INSTRUCTION: Each line of the material must be repeated precisely, with the pictures left out.

Collection entries

— Begin —

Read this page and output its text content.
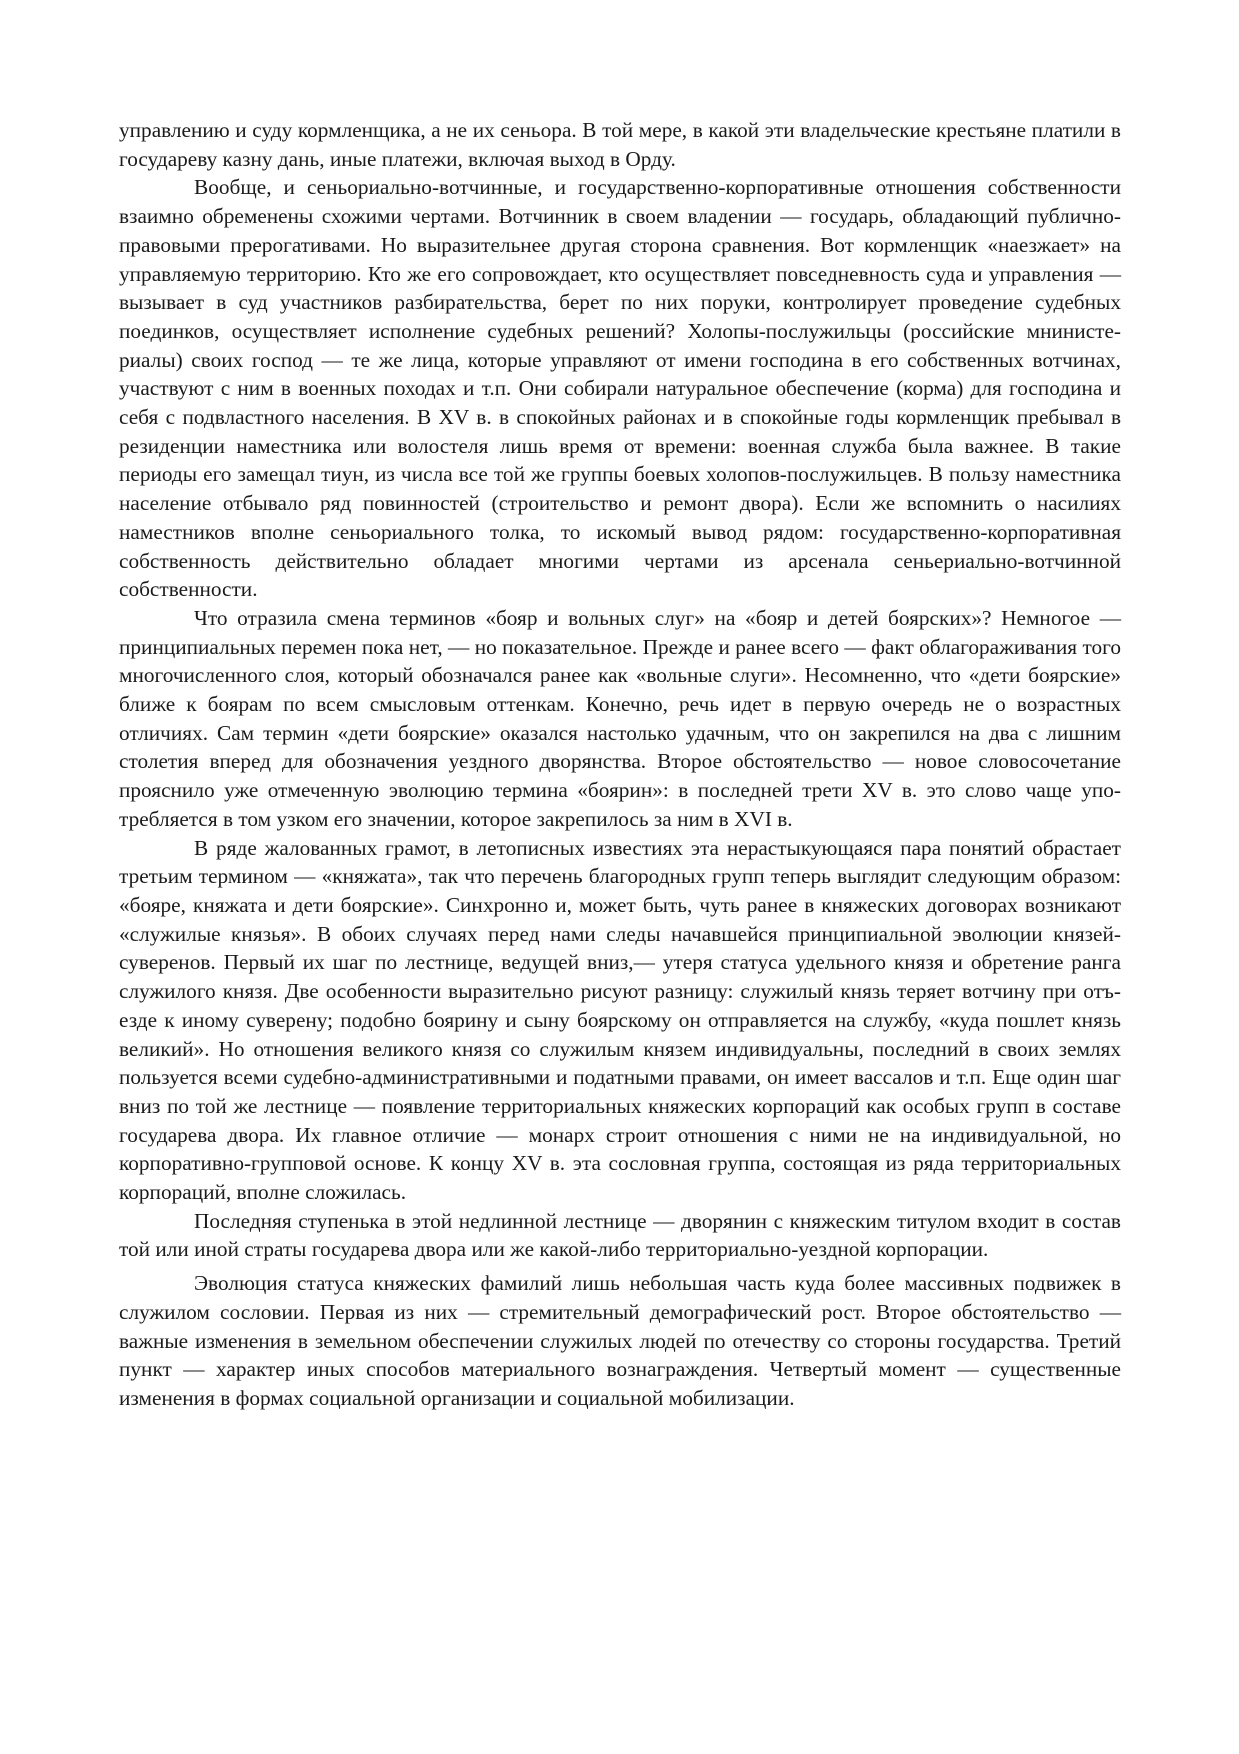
управлению и суду кормленщика, а не их сеньора. В той мере, в какой эти владельческие крестьяне платили в государеву казну дань, иные платежи, включая выход в Орду.

Вообще, и сеньориально-вотчинные, и государственно-корпоративные отношения собственности взаимно обременены схожими чертами. Вотчинник в своем владении — государь, обладающий публично-правовыми прерогативами. Но выразительнее другая сторона сравнения. Вот кормленщик «наезжает» на управляемую территорию. Кто же его сопровождает, кто осуществляет повседневность суда и управления — вызывает в суд участников разбирательства, берет по них поруки, контролирует проведение судебных поединков, осуществляет исполнение судебных решений? Холопы-послужильцы (российские мнинистериалы) своих господ — те же лица, которые управляют от имени господина в его собственных вотчинах, участвуют с ним в военных походах и т.п. Они собирали натуральное обеспечение (корма) для господина и себя с подвластного населения. В XV в. в спокойных районах и в спокойные годы кормленщик пребывал в резиденции наместника или волостеля лишь время от времени: военная служба была важнее. В такие периоды его замещал тиун, из числа все той же группы боевых холопов-послужильцев. В пользу наместника население отбывало ряд повинностей (строительство и ремонт двора). Если же вспомнить о насилиях наместников вполне сеньориального толка, то искомый вывод рядом: государственно-корпоративная собственность действительно обладает многими чертами из арсенала сеньериально-вотчинной собственности.

Что отразила смена терминов «бояр и вольных слуг» на «бояр и детей боярских»? Немногое — принципиальных перемен пока нет, — но показательное. Прежде и ранее всего — факт облагораживания того многочисленного слоя, который обозначался ранее как «вольные слуги». Несомненно, что «дети боярские» ближе к боярам по всем смысловым оттенкам. Конечно, речь идет в первую очередь не о возрастных отличиях. Сам термин «дети боярские» оказался настолько удачным, что он закрепился на два с лишним столетия вперед для обозначения уездного дворянства. Второе обстоятельство — новое словосочетание прояснило уже отмеченную эволюцию термина «боярин»: в последней трети XV в. это слово чаще употребляется в том узком его значении, которое закрепилось за ним в XVI в.

В ряде жалованных грамот, в летописных известиях эта нерастыкующаяся пара понятий обрастает третьим термином — «княжата», так что перечень благородных групп теперь выглядит следующим образом: «бояре, княжата и дети боярские». Синхронно и, может быть, чуть ранее в княжеских договорах возникают «служилые князья». В обоих случаях перед нами следы начавшейся принципиальной эволюции князей-суверенов. Первый их шаг по лестнице, ведущей вниз,— утеря статуса удельного князя и обретение ранга служилого князя. Две особенности выразительно рисуют разницу: служилый князь теряет вотчину при отъезде к иному суверену; подобно боярину и сыну боярскому он отправляется на службу, «куда пошлет князь великий». Но отношения великого князя со служилым князем индивидуальны, последний в своих землях пользуется всеми судебно-административными и податными правами, он имеет вассалов и т.п. Еще один шаг вниз по той же лестнице — появление территориальных княжеских корпораций как особых групп в составе государева двора. Их главное отличие — монарх строит отношения с ними не на индивидуальной, но корпоративно-групповой основе. К концу XV в. эта сословная группа, состоящая из ряда территориальных корпораций, вполне сложилась.

Последняя ступенька в этой недлинной лестнице — дворянин с княжеским титулом входит в состав той или иной страты государева двора или же какой-либо территориально-уездной корпорации.

Эволюция статуса княжеских фамилий лишь небольшая часть куда более массивных подвижек в служилом сословии. Первая из них — стремительный демографический рост. Второе обстоятельство — важные изменения в земельном обеспечении служилых людей по отечеству со стороны государства. Третий пункт — характер иных способов материального вознаграждения. Четвертый момент — существенные изменения в формах социальной организации и социальной мобилизации.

— End —

RESPONSE BELOW:
Read this page and output its text content.
управлению и суду кормленщика, а не их сеньора. В той мере, в какой эти владельческие крестьяне платили в государеву казну дань, иные платежи, включая выход в Орду.

Вообще, и сеньориально-вотчинные, и государственно-корпоративные отношения собственности взаимно обременены схожими чертами. Вотчинник в своем владении — государь, обладающий публично-правовыми прерогативами. Но выразительнее другая сторона сравнения. Вот кормленщик «наезжает» на управляемую территорию. Кто же его сопровождает, кто осуществляет повседневность суда и управления — вызывает в суд участников разбирательства, берет по них поруки, контролирует проведение судебных поединков, осуществляет исполнение судебных решений? Холопы-послужильцы (российские мнинистериалы) своих господ — те же лица, которые управляют от имени господина в его собственных вотчинах, участвуют с ним в военных походах и т.п. Они собирали натуральное обеспечение (корма) для господина и себя с подвластного населения. В XV в. в спокойных районах и в спокойные годы кормленщик пребывал в резиденции наместника или волостеля лишь время от времени: военная служба была важнее. В такие периоды его замещал тиун, из числа все той же группы боевых холопов-послужильцев. В пользу наместника население отбывало ряд повинностей (строительство и ремонт двора). Если же вспомнить о насилиях наместников вполне сеньориального толка, то искомый вывод рядом: государственно-корпоративная собственность действительно обладает многими чертами из арсенала сеньериально-вотчинной собственности.

Что отразила смена терминов «бояр и вольных слуг» на «бояр и детей боярских»? Немногое — принципиальных перемен пока нет, — но показательное. Прежде и ранее всего — факт облагораживания того многочисленного слоя, который обозначался ранее как «вольные слуги». Несомненно, что «дети боярские» ближе к боярам по всем смысловым оттенкам. Конечно, речь идет в первую очередь не о возрастных отличиях. Сам термин «дети боярские» оказался настолько удачным, что он закрепился на два с лишним столетия вперед для обозначения уездного дворянства. Второе обстоятельство — новое словосочетание прояснило уже отмеченную эволюцию термина «боярин»: в последней трети XV в. это слово чаще употребляется в том узком его значении, которое закрепилось за ним в XVI в.

В ряде жалованных грамот, в летописных известиях эта нерастыкующаяся пара понятий обрастает третьим термином — «княжата», так что перечень благородных групп теперь выглядит следующим образом: «бояре, княжата и дети боярские». Синхронно и, может быть, чуть ранее в княжеских договорах возникают «служилые князья». В обоих случаях перед нами следы начавшейся принципиальной эволюции князей-суверенов. Первый их шаг по лестнице, ведущей вниз,— утеря статуса удельного князя и обретение ранга служилого князя. Две особенности выразительно рисуют разницу: служилый князь теряет вотчину при отъезде к иному суверену; подобно боярину и сыну боярскому он отправляется на службу, «куда пошлет князь великий». Но отношения великого князя со служилым князем индивидуальны, последний в своих землях пользуется всеми судебно-административными и податными правами, он имеет вассалов и т.п. Еще один шаг вниз по той же лестнице — появление территориальных княжеских корпораций как особых групп в составе государева двора. Их главное отличие — монарх строит отношения с ними не на индивидуальной, но корпоративно-групповой основе. К концу XV в. эта сословная группа, состоящая из ряда территориальных корпораций, вполне сложилась.

Последняя ступенька в этой недлинной лестнице — дворянин с княжеским титулом входит в состав той или иной страты государева двора или же какой-либо территориально-уездной корпорации.

Эволюция статуса княжеских фамилий лишь небольшая часть куда более массивных подвижек в служилом сословии. Первая из них — стремительный демографический рост. Второе обстоятельство — важные изменения в земельном обеспечении служилых людей по отечеству со стороны государства. Третий пункт — характер иных способов материального вознаграждения. Четвертый момент — существенные изменения в формах социальной организации и социальной мобилизации.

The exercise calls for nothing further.